● **Tasks to perform**
- a) Output everything from "createVarDescriptionsMap()" down to "string> createVarDescriptionsMap(Vector<string>& varStrings)" in the Practice Midterm 7 solutions page below, copied word for word.
- b) In the Practice Midterm 7 solutions page below, which three ADTs does Question 1 cover?
- c) Write the next part of the Practice Midterm 7 solutions page below, picking up right after its last line.

::: Page :::

Practice Midterm 7 Solutions

This page contains solutions to Practice Midterm 7.

Question 1: C++, ADTs, and Big-O

This question asked you to trace through code and was designed to allow you to showcase your understanding of C++ fundamentals and a few ADTs (vectors, stacks, and queues). It also asked you to give best- and worst-case Big-O runtimes for various functions.

a) {'z', 'x', 'c', 'a', 'b', 'd', 'y'}

b) rlodw

c) zyxdcba

d) dcba

e) Stack

f) Base-Case: O(n2), Worst-Case: O(n2)

  • For all of these runtime questions, note that the best-case runtime for each function was the same as its worst-case runtime. Recall that with best-case runtime analysis, we have to assume our input size is arbitrarily large and look for anything that allows us to escape the function faster than in the worst-case.

    See the section titled "Best- and Worst-Case Runtime" – specifically, the note labeled "Insanely important!" – in the notes from Lecture 9: More Recursion.

g) Base-Case: O(n2), Worst-Case: O(n2)

h) Base-Case: O(n3), Worst-Case: O(n3)

i) Base-Case: O(n3), Worst-Case: O(n3)

j) {'y', 'd', 'b', 'a', 'c', 'x', 'z'}

k) v.size() / 2 or (v.size() - 1)/ 2

  • For this one, we accepted either (or both) of answers above. The key insight to this question is that the next element to be removed in a FIFO fashion will always end up being at the middle of the vector. In the case of even-lengthed vectors, however, the exact index where we need to remove from depends in part on the number of insertion operations that got us into our current state – hence the two possibilities for where we might need to remove.


Question 2: C++ and ADTs (Moira's Teashop)

This question was mostly about implementing a given specification and demonstrating that you know how to correctly use ADTs, including various twists on nested collection types.

createVarDescriptionsMap()

This problem gave everyone a chance to showcase what they've learned about working with maps, vectors, and our string processing libraries. There are many ways to implement this function, some of which are just subtle variations on the approaches below.

The following approach uses substr() to create separate key and value variables for each entry:

Map<string, string> createVarDescriptionsMap(Vector<string>& varStrings)
{
    Map<string, string> result;
    for (string elem : varStrings)
    {
        int hashIndex = elem.find('#');
        string key = elem.substr(0, hashIndex);
        string value = elem.substr(hashIndex + 1);

        if (result.containsKey(key))

::: Information shown :::

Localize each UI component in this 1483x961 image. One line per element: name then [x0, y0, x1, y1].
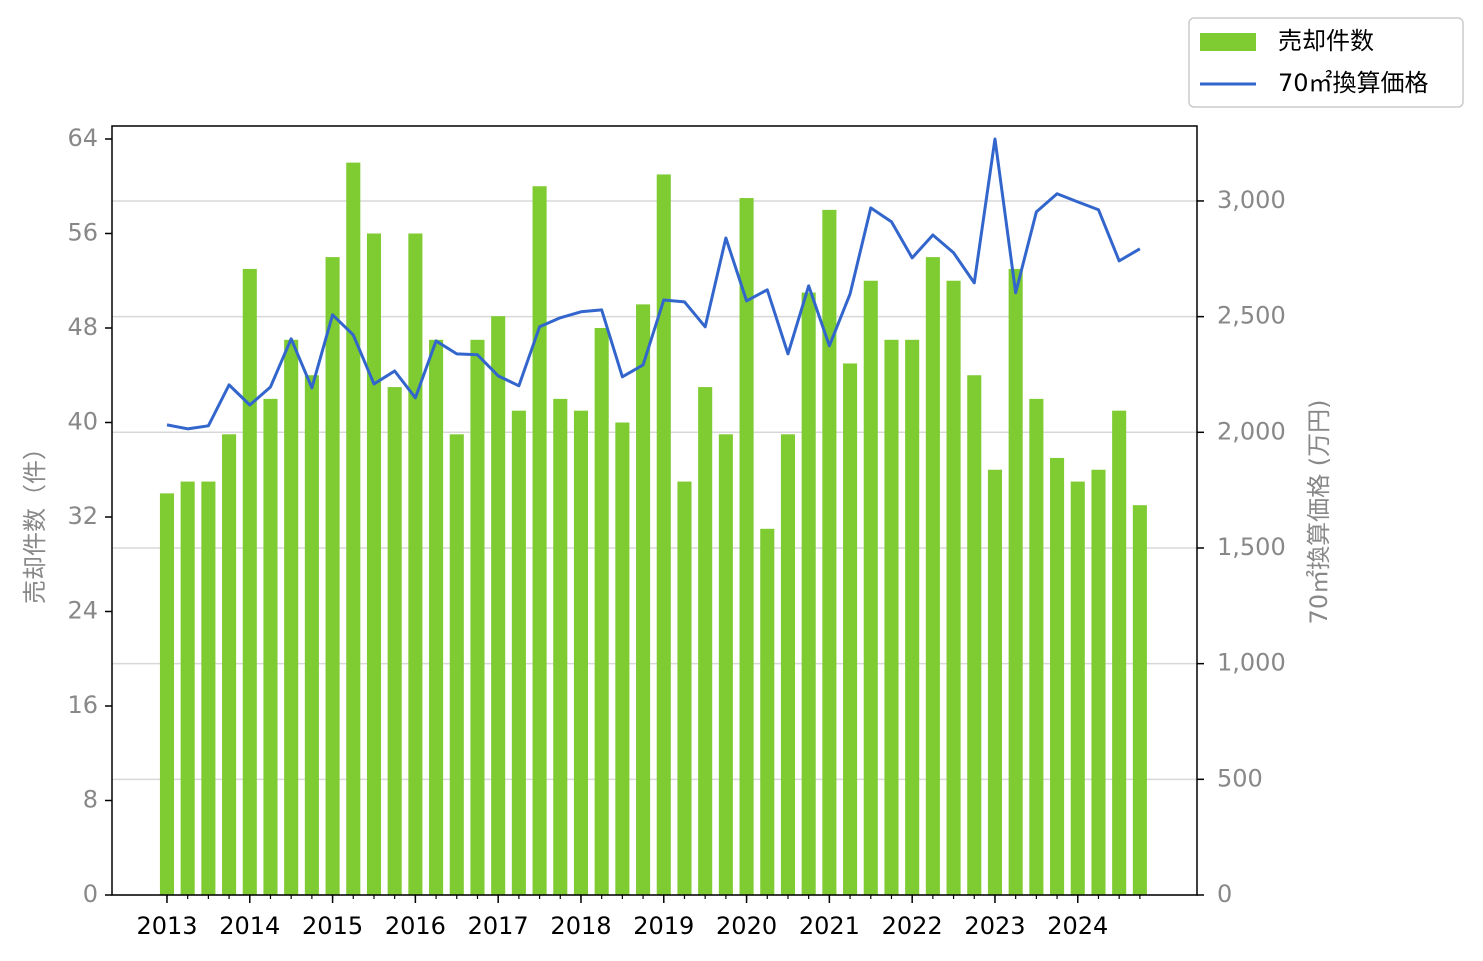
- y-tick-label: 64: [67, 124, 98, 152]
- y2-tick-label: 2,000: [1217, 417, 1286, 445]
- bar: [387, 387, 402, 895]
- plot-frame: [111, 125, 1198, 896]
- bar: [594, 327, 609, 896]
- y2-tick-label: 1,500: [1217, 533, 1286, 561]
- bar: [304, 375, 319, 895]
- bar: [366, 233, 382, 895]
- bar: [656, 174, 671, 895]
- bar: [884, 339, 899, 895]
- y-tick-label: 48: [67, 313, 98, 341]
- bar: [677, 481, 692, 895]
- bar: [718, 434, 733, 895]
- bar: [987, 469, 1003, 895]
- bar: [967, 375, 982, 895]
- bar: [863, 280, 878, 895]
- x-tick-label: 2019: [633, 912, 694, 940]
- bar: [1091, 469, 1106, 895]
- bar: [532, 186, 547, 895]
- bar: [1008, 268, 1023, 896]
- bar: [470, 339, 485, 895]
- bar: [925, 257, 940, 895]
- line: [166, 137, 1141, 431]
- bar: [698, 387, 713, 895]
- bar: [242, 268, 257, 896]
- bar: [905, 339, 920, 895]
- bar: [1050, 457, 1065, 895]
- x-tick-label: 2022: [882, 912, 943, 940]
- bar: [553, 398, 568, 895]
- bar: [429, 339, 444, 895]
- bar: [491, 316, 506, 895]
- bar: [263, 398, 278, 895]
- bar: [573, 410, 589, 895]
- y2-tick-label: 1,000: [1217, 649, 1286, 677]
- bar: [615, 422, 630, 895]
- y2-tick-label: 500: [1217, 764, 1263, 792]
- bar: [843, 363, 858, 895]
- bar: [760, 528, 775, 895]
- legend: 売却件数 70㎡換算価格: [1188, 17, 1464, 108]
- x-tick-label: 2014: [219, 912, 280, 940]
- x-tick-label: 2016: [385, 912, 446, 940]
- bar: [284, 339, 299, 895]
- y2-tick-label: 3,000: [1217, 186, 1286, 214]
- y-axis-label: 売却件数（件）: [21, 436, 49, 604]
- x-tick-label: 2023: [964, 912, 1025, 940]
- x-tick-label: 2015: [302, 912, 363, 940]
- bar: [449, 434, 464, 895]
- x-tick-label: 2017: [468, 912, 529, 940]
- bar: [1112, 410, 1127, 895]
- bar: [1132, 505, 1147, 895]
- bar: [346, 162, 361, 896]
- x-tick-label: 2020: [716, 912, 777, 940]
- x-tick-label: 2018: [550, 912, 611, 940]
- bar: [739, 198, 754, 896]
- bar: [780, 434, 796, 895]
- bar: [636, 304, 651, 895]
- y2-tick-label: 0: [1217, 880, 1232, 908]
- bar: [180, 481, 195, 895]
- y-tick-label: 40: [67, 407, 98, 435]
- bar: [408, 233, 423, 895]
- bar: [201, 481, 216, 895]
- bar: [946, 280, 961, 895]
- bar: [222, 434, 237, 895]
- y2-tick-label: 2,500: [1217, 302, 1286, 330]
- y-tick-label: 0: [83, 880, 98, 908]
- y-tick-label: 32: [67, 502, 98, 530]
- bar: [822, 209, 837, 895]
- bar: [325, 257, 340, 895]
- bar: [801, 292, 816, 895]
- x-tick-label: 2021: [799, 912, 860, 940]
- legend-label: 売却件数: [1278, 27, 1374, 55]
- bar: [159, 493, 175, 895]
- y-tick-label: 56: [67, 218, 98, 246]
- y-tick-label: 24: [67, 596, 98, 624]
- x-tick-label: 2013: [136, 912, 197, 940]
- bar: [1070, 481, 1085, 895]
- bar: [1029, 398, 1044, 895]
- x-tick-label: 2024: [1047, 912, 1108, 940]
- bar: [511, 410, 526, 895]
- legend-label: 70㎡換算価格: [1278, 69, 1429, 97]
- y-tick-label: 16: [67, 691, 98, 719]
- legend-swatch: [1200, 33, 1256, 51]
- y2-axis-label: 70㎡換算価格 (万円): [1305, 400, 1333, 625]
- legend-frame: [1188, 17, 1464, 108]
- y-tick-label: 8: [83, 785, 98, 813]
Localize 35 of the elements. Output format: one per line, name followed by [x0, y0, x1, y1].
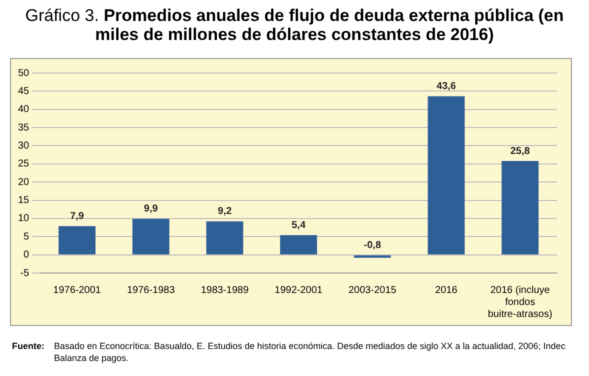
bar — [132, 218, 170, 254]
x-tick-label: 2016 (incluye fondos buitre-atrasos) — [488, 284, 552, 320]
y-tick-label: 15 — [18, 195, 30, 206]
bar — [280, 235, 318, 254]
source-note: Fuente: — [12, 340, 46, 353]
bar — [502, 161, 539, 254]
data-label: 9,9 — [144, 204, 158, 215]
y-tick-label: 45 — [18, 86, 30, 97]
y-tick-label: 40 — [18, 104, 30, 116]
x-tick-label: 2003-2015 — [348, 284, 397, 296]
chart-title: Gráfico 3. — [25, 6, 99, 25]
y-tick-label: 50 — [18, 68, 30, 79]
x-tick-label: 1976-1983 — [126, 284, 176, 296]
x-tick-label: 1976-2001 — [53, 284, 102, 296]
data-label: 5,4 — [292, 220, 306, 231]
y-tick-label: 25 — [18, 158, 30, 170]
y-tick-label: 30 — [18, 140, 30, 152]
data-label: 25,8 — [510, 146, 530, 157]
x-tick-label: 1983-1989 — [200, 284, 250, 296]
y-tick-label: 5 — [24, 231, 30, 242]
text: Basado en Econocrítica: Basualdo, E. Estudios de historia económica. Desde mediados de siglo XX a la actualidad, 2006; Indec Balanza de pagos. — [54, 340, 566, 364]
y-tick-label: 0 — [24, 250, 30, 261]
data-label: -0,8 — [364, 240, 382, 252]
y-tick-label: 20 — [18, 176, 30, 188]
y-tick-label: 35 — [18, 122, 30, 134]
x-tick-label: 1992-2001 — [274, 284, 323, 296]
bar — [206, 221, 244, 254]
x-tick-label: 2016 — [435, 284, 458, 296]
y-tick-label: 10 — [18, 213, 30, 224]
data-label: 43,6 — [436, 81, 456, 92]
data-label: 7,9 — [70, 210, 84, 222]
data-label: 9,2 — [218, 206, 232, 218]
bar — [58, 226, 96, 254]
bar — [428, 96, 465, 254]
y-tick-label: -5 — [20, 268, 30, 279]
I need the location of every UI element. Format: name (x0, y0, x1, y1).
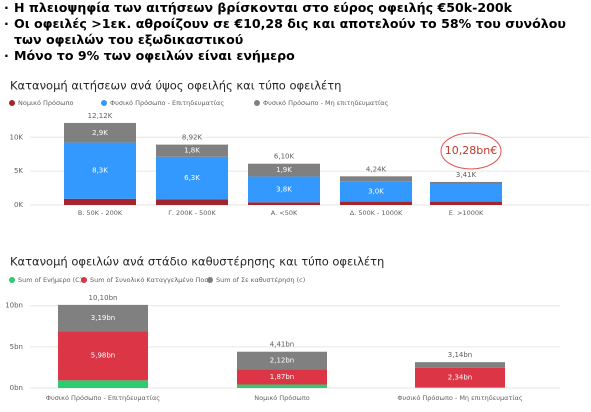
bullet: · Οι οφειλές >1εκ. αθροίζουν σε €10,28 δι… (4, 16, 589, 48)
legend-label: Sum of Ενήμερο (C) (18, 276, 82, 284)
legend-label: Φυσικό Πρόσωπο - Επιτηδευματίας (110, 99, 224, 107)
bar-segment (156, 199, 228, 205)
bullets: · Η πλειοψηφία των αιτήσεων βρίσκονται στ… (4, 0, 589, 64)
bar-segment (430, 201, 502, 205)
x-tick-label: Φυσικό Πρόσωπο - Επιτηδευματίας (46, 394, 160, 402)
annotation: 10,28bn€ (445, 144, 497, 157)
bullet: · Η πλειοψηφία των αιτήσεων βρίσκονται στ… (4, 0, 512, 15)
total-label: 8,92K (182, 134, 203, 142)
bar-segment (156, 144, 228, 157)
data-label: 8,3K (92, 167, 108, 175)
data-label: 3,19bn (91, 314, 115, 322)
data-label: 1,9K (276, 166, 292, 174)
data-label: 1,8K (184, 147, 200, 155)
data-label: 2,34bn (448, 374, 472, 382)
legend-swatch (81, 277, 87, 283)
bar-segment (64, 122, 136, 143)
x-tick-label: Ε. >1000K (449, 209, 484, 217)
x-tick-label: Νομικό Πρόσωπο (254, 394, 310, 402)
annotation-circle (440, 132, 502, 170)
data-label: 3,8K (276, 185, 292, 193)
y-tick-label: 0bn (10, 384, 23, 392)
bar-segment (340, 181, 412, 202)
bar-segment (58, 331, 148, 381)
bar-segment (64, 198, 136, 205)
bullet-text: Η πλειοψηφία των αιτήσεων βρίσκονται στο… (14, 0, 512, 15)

:::

● **The answers**
- a)
createVarDescriptionsMap()

This problem gave everyone a chance to showcase what they've learned about working with maps, vectors, and our string processing libraries. There are many ways to implement this function, some of which are just subtle variations on the approaches below.

The following approach uses substr() to create separate key and value variables for each entry:

Map<string, string> createVarDescriptionsMap(Vector<string>& varStrings)

- b) Vectors, stacks, and queues.

- c)
        {
            error("Repeated variable: " + key);
        }

        result[key] = value;
    }

    return result;
}

This next approach is similar to above, but uses stringSplit() to parse out the key and value variables for each entry.

Map<string, string> createVarDescriptionsMap(Vector<string>& varStrings)
{
    Map<string, string> result;
    for (string elem : varStrings)
    {
        Vector<string> sections = stringSplit(elem, "#");
        string key = sections[0];
        string value = sections[1];

        if (result.containsKey(key))
        {
            error("Repeated variable: " + key);
        }

        result[key] = value;
    }

    return result;
}

createVarLocationsMap()

A primary goal with this problem was to demonstrate an understanding of how to work with nested ADTs; we have a map within a map that tracks indices across multiple layers of a vector of vectors of strings. Solving this one requires careful consideration of what data types we're landing on as we delve into each new layer of our ADTs.

As with the previous problem, there are many ways to implement this function.

This first approach uses varLocationsMap[token][teaDescIdx] to add elements to our submaps, thereby circumventing the need to create a new variable to refer to a submap.

Map<string, Map<int, int>> createVarLocationsMap(Vector<Vector<string>>& teaDescriptions)
{
    Map<string, Map<int, int>> varLocationsMap;

    // Loop over all tea descriptions.
    for (int teaDescIdx = 0; teaDescIdx < teaDescriptions.size(); teaDescIdx++)
    {
        Vector<string> teaDescription = teaDescriptions[teaDescIdx];

        // Loop over all tokens within the tea descriptions.
        for (int tokenIdx = 0; tokenIdx < teaDescription.size(); tokenIdx++)
        {
            string token = teaDescription[tokenIdx];
        
            // Is this token a variable?
            if (startsWith(token, "<") && endsWith(token, ">"))
            {
                // Add it to the map!
                varLocationsMap[token][teaDescIdx] = tokenIdx;        
            }
        }
    }

    return varLocationsMap;
}

The following approach is similar to the one above, but it takes a different approach to determining whether our string is a <variable>, and it uses a submap variable to refer to the nested submaps. Note the need for a reference when creating the submap variable. We let that detail slide while grading, but it's still good to be familiar with what was happening there and why the & was needed in our Map<int, int>& submap declaration.

Map<string, Map<int, int>> createVarLocationsMap(Vector<Vector<string>>& teaDescriptions)
{
    Map<string, Map<int, int>> varLocationsMap;

    // Loop over all tea descriptions.
    for (int teaDescIdx = 0; teaDescIdx < teaDescriptions.size(); teaDescIdx++)
    {
        Vector<string> teaDescription = teaDescriptions[teaDescIdx];

        // Loop over all tokens within the tea descriptions.
        for (int tokenIdx = 0; tokenIdx < teaDescription.size(); tokenIdx++)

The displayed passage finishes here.